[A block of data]

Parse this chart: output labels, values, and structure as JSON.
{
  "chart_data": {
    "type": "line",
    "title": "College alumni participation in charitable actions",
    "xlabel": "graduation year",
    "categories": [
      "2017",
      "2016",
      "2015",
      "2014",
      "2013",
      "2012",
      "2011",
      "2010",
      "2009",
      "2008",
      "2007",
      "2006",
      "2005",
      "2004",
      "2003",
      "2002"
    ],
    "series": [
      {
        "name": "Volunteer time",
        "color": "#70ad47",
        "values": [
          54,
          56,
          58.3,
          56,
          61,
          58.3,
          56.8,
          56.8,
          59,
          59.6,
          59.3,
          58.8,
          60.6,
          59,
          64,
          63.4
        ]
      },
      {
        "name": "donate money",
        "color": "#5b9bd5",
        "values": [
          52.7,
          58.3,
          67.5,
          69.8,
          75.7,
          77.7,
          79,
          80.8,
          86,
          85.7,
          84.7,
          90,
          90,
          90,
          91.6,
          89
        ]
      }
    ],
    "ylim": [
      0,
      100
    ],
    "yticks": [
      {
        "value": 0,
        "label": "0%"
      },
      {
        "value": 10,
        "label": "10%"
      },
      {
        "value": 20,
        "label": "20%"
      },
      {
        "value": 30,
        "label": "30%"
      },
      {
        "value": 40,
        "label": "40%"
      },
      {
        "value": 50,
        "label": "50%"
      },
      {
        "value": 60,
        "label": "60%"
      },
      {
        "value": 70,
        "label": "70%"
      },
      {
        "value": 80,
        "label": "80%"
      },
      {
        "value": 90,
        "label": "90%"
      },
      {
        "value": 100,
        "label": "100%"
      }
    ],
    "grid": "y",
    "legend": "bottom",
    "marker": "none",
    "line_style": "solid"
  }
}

• **Problem details**:
Exactly as written, please output every entry.

• **Output of the task**:
Parse this chart: output labels, values, and structure as JSON.
{
  "chart_data": {
    "type": "line",
    "title": "College alumni participation in charitable actions",
    "xlabel": "graduation year",
    "categories": [
      "2017",
      "2016",
      "2015",
      "2014",
      "2013",
      "2012",
      "2011",
      "2010",
      "2009",
      "2008",
      "2007",
      "2006",
      "2005",
      "2004",
      "2003",
      "2002"
    ],
    "series": [
      {
        "name": "Volunteer time",
        "color": "#70ad47",
        "values": [
          54,
          56,
          58.3,
          56,
          61,
          58.3,
          56.8,
          56.8,
          59,
          59.6,
          59.3,
          58.8,
          60.6,
          59,
          64,
          63.4
        ]
      },
      {
        "name": "donate money",
        "color": "#5b9bd5",
        "values": [
          52.7,
          58.3,
          67.5,
          69.8,
          75.7,
          77.7,
          79,
          80.8,
          86,
          85.7,
          84.7,
          90,
          90,
          90,
          91.6,
          89
        ]
      }
    ],
    "ylim": [
      0,
      100
    ],
    "yticks": [
      {
        "value": 0,
        "label": "0%"
      },
      {
        "value": 10,
        "label": "10%"
      },
      {
        "value": 20,
        "label": "20%"
      },
      {
        "value": 30,
        "label": "30%"
      },
      {
        "value": 40,
        "label": "40%"
      },
      {
        "value": 50,
        "label": "50%"
      },
      {
        "value": 60,
        "label": "60%"
      },
      {
        "value": 70,
        "label": "70%"
      },
      {
        "value": 80,
        "label": "80%"
      },
      {
        "value": 90,
        "label": "90%"
      },
      {
        "value": 100,
        "label": "100%"
      }
    ],
    "grid": "y",
    "legend": "bottom",
    "marker": "none",
    "line_style": "solid"
  }
}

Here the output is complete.